======== Data rows

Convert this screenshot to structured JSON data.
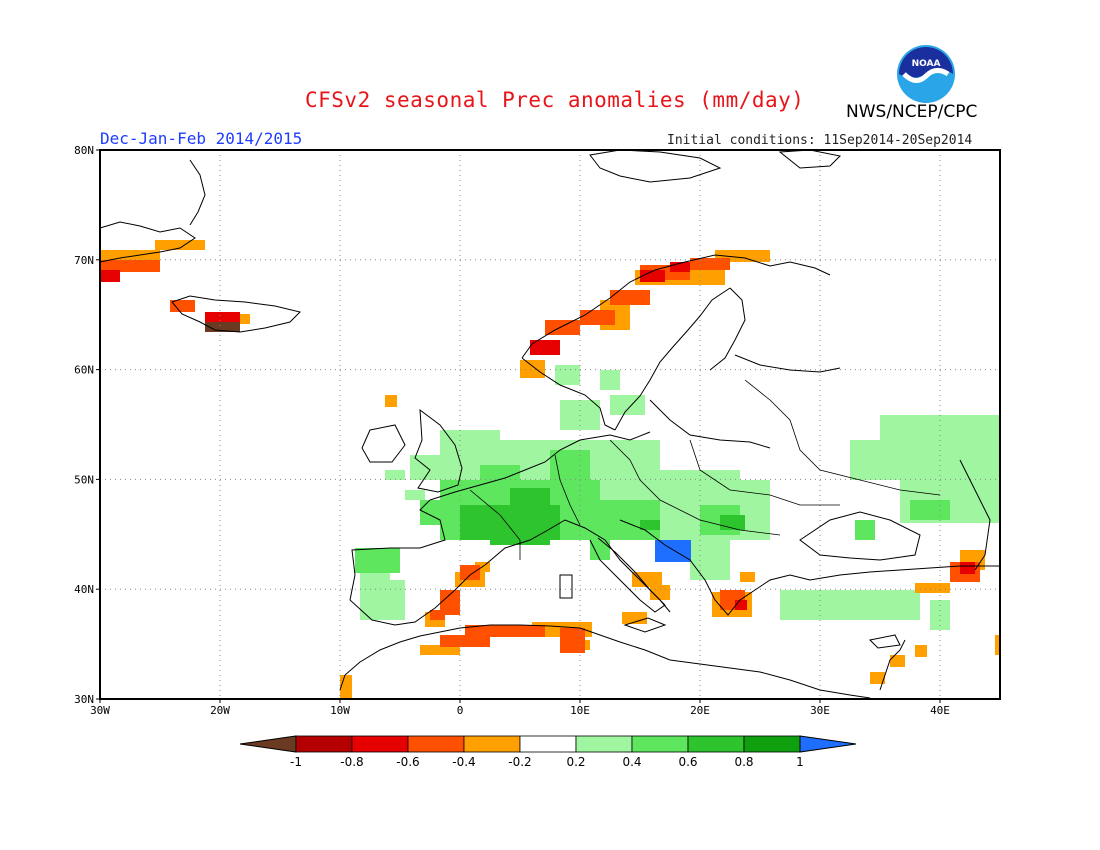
{
  "title": "CFSv2 seasonal Prec anomalies (mm/day)",
  "period": "Dec-Jan-Feb 2014/2015",
  "initial_conditions": "Initial conditions: 11Sep2014-20Sep2014",
  "agency": "NWS/NCEP/CPC",
  "logo_text": "NOAA",
  "map": {
    "lon_range": [
      -30,
      45
    ],
    "lat_range": [
      30,
      80
    ],
    "grid": true,
    "lat_ticks": [
      "80N",
      "70N",
      "60N",
      "50N",
      "40N",
      "30N"
    ],
    "lon_ticks": [
      "30W",
      "20W",
      "10W",
      "0",
      "10E",
      "20E",
      "30E",
      "40E"
    ]
  },
  "colorbar": {
    "labels": [
      "-1",
      "-0.8",
      "-0.6",
      "-0.4",
      "-0.2",
      "0.2",
      "0.4",
      "0.6",
      "0.8",
      "1"
    ],
    "colors": [
      "#6b3a23",
      "#b40000",
      "#e60000",
      "#ff5000",
      "#ff9f00",
      "#ffffff",
      "#a0f5a0",
      "#5fe65f",
      "#2ec42e",
      "#0fa00f",
      "#1e6eff"
    ]
  }
}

================

Written instruction: Restate every record exactly, please; do not copy the pictures.

The reply:
Convert this screenshot to structured JSON data.
{
  "title": "CFSv2 seasonal Prec anomalies (mm/day)",
  "period": "Dec-Jan-Feb 2014/2015",
  "initial_conditions": "Initial conditions: 11Sep2014-20Sep2014",
  "agency": "NWS/NCEP/CPC",
  "logo_text": "NOAA",
  "map": {
    "lon_range": [
      -30,
      45
    ],
    "lat_range": [
      30,
      80
    ],
    "grid": true,
    "lat_ticks": [
      "80N",
      "70N",
      "60N",
      "50N",
      "40N",
      "30N"
    ],
    "lon_ticks": [
      "30W",
      "20W",
      "10W",
      "0",
      "10E",
      "20E",
      "30E",
      "40E"
    ]
  },
  "colorbar": {
    "labels": [
      "-1",
      "-0.8",
      "-0.6",
      "-0.4",
      "-0.2",
      "0.2",
      "0.4",
      "0.6",
      "0.8",
      "1"
    ],
    "colors": [
      "#6b3a23",
      "#b40000",
      "#e60000",
      "#ff5000",
      "#ff9f00",
      "#ffffff",
      "#a0f5a0",
      "#5fe65f",
      "#2ec42e",
      "#0fa00f",
      "#1e6eff"
    ]
  }
}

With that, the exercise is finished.